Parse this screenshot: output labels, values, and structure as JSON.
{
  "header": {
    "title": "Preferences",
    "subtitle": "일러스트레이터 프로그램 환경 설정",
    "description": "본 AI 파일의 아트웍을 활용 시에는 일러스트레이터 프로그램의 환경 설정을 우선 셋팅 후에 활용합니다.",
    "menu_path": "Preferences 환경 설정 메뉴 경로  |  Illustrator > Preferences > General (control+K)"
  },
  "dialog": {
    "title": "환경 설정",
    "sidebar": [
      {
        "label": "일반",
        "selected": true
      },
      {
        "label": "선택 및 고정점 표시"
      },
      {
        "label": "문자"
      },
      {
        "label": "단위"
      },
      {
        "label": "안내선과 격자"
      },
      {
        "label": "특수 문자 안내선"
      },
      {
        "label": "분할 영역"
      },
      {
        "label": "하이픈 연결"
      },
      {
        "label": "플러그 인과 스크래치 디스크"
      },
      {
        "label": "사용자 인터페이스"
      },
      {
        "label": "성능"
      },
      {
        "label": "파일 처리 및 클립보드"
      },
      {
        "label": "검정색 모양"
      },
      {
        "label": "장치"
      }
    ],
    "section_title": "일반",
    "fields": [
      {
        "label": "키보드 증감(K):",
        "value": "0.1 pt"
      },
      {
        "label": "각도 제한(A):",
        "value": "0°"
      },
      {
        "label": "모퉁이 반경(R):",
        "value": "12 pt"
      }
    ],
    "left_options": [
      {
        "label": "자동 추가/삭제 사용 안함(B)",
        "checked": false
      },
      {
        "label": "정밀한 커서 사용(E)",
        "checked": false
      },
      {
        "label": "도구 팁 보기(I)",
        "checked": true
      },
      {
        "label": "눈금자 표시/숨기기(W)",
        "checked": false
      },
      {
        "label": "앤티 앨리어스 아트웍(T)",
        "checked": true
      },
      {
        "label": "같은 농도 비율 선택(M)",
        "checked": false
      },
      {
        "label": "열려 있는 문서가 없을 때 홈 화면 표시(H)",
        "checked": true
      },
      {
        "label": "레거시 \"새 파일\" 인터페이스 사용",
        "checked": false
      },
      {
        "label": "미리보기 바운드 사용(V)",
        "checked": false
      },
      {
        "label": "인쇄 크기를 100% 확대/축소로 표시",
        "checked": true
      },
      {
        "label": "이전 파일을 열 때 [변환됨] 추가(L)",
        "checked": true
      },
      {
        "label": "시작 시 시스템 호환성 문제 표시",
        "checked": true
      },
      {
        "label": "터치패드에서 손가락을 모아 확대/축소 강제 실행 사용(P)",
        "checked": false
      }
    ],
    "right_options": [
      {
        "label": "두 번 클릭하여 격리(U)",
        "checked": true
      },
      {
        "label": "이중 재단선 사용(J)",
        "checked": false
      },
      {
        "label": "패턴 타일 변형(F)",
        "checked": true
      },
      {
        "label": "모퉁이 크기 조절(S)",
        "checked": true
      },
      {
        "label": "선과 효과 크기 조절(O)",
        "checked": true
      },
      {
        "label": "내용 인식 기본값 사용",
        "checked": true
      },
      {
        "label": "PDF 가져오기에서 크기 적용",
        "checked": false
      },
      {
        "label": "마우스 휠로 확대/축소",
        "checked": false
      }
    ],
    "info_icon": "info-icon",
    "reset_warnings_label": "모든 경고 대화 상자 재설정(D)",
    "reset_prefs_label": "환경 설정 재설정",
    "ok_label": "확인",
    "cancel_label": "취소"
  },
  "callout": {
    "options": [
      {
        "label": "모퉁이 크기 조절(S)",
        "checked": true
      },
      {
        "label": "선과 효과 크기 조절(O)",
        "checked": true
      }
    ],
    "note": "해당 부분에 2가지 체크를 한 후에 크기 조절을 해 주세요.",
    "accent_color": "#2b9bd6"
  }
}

════════════════════

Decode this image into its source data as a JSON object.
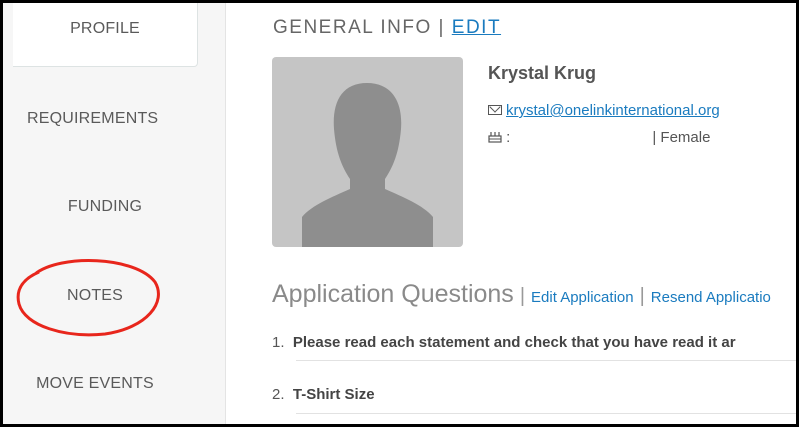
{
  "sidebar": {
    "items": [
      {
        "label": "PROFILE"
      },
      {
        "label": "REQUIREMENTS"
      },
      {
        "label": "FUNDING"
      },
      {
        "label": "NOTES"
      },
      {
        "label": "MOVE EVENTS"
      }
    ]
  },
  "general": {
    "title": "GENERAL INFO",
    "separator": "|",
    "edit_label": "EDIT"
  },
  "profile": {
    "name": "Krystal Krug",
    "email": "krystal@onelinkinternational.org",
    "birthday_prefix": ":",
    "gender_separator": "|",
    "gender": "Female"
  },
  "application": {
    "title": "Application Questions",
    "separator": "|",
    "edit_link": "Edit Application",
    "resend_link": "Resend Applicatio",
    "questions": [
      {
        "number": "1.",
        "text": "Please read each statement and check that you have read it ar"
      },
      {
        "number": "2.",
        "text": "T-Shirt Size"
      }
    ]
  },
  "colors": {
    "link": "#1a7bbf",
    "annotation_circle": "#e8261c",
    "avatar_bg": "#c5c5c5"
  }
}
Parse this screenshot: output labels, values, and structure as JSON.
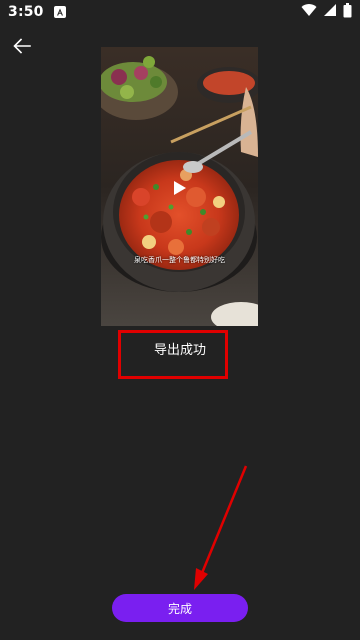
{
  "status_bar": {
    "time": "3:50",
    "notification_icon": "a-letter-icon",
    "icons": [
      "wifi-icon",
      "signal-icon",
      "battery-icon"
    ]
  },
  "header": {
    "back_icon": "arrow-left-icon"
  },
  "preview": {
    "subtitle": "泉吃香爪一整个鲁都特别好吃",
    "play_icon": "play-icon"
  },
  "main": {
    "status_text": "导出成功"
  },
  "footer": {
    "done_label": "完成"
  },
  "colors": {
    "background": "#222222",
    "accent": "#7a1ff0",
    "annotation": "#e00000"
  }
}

════════════════════

**Task instructions**
Select every line of the records holding the string "일러스트레이터".

**Solution for this task**
    "subtitle": "일러스트레이터 프로그램 환경 설정",
    "description": "본 AI 파일의 아트웍을 활용 시에는 일러스트레이터 프로그램의 환경 설정을 우선 셋팅 후에 활용합니다.",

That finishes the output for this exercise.